**Task statement**
Every line below that mentions the word "faults" should be copied out.

++++

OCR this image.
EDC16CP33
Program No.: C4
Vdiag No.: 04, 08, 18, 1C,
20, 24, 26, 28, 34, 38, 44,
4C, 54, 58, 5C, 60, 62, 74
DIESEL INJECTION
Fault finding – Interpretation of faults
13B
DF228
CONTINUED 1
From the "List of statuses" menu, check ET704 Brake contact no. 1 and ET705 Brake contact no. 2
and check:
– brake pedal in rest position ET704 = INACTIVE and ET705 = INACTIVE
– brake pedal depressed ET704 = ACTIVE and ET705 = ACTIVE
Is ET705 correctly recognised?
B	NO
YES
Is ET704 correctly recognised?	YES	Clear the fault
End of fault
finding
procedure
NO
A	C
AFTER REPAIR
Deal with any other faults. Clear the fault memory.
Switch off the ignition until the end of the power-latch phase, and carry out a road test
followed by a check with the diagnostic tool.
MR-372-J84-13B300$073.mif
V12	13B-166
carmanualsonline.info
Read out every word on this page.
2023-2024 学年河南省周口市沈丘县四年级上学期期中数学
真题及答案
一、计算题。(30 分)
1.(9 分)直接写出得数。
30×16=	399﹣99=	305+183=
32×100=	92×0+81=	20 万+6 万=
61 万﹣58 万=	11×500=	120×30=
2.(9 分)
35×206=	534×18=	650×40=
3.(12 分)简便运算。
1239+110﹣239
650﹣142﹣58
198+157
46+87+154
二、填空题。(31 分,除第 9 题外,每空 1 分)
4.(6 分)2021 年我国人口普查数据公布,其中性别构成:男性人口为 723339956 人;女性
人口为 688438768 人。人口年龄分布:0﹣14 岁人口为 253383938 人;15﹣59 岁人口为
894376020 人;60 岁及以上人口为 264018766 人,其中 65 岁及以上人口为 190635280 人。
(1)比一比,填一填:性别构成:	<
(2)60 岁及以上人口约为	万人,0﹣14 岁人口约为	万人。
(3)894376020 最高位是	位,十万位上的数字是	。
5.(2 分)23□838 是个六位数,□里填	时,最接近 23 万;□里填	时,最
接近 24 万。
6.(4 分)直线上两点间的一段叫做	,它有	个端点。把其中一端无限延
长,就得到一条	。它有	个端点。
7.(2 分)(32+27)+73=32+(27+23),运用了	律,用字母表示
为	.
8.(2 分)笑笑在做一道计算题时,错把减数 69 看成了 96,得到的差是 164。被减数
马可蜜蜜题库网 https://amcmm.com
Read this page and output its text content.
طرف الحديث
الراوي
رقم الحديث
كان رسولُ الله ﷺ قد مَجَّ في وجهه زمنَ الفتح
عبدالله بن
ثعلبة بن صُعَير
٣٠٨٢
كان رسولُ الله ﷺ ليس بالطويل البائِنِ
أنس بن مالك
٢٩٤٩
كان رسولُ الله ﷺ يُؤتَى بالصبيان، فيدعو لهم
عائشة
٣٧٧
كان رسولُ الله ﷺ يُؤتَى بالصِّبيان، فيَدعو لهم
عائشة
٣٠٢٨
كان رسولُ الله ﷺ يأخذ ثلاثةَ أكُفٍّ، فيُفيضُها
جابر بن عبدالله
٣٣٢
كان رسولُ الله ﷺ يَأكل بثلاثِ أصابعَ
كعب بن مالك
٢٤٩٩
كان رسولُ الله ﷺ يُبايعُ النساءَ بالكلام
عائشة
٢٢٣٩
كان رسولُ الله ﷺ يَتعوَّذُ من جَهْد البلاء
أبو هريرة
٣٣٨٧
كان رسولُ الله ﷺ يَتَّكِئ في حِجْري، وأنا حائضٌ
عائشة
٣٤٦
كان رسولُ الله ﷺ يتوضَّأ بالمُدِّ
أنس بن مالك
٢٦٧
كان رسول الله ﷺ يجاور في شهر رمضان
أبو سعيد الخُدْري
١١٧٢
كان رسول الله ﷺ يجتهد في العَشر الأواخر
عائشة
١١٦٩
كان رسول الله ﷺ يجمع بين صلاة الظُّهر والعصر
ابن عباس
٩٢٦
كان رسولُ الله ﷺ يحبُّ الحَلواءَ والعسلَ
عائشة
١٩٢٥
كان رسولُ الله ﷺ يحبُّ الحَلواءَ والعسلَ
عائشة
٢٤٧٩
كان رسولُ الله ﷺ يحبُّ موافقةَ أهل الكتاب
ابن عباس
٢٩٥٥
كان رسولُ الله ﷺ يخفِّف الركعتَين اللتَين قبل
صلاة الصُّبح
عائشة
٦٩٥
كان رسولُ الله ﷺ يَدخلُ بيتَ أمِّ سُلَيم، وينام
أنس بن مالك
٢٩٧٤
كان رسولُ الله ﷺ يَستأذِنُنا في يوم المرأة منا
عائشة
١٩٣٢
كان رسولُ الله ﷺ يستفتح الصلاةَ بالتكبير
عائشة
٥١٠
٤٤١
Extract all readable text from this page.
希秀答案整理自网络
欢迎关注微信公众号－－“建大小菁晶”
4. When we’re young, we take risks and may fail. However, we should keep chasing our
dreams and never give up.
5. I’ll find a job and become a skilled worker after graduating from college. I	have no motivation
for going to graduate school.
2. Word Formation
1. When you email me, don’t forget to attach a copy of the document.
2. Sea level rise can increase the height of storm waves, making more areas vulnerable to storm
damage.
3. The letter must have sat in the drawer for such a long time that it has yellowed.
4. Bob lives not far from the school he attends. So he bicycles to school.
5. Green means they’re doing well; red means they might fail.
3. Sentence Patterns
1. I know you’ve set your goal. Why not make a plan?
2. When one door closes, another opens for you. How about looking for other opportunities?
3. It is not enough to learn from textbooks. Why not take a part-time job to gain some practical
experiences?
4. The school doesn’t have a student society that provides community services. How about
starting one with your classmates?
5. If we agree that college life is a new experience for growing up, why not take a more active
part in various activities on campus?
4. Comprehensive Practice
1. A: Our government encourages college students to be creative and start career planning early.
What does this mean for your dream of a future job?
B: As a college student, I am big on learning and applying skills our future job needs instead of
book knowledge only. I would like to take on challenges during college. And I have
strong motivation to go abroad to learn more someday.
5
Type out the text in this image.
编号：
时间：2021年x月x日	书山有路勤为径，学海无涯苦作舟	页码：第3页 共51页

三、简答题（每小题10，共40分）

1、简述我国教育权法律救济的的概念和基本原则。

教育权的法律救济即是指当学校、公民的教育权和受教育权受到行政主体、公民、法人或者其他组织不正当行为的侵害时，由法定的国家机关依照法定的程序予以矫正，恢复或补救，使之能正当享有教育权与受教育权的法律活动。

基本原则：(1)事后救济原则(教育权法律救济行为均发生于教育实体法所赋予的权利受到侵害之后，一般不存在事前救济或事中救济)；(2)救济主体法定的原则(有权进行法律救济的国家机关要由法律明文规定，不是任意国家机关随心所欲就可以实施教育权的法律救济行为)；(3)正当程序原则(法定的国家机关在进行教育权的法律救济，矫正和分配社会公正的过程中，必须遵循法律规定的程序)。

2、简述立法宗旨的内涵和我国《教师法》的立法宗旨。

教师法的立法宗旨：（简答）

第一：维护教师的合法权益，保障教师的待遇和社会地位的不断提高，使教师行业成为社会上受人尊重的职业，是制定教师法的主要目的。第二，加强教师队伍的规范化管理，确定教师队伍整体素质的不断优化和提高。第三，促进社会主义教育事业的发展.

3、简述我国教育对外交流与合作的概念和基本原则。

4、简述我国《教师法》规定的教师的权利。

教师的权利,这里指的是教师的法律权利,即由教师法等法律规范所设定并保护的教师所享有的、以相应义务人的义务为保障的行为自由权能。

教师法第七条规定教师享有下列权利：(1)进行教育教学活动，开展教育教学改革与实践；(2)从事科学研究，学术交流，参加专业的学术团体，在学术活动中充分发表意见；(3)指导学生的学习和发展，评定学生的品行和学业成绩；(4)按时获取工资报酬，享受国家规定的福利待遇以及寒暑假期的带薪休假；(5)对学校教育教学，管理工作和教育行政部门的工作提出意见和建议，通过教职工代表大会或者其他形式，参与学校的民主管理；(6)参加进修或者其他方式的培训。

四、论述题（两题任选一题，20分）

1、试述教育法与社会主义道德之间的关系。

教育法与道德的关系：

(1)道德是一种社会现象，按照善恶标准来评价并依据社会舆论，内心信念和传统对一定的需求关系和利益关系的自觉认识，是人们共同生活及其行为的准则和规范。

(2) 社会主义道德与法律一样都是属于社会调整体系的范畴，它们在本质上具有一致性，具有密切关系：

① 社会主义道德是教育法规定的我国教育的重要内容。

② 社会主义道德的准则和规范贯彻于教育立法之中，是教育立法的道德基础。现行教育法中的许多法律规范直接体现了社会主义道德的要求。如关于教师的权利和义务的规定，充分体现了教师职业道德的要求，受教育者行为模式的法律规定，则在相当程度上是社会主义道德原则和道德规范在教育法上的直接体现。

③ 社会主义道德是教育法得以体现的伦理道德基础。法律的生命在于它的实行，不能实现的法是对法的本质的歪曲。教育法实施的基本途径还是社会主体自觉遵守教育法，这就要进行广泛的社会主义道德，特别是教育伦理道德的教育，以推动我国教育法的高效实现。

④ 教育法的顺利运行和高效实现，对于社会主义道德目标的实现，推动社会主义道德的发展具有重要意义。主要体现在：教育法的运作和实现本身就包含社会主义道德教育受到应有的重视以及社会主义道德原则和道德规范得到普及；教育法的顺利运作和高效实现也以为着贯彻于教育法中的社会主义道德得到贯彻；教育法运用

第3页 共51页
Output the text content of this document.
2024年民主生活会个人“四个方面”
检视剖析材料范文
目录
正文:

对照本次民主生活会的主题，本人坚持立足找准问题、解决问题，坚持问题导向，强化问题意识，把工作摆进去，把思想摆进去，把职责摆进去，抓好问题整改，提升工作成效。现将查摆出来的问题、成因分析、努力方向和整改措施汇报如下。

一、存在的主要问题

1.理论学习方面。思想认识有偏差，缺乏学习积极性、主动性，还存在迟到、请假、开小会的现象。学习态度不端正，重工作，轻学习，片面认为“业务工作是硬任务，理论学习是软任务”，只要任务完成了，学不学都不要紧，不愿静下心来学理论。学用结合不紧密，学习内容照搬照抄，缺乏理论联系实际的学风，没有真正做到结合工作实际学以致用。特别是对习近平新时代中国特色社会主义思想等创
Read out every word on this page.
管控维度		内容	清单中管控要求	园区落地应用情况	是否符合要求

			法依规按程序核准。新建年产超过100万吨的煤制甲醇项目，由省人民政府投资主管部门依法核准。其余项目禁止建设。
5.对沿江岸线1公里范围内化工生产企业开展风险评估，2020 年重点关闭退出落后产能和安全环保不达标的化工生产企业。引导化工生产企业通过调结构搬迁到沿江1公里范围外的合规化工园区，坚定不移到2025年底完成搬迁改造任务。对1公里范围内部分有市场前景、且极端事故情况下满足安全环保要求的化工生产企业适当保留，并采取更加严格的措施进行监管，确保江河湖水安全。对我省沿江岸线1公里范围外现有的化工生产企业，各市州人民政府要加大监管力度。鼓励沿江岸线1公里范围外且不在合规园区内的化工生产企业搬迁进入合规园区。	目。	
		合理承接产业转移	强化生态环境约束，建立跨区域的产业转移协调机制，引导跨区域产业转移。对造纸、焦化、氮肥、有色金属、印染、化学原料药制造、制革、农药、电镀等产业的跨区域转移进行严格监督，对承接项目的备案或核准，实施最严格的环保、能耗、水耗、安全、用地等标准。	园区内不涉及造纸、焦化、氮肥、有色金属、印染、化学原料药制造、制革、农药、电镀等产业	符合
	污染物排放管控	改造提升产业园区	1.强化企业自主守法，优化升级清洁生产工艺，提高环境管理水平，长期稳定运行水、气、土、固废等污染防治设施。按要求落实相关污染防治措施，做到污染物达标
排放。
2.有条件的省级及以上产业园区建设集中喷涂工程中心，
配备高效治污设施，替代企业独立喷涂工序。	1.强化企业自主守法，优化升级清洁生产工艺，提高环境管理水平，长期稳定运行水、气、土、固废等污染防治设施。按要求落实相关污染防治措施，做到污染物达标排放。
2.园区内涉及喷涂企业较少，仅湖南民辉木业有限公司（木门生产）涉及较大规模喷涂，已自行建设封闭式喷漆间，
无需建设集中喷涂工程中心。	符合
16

++++

**Reply**
Fault finding – Interpretation of faults
Deal with any other faults. Clear the fault memory.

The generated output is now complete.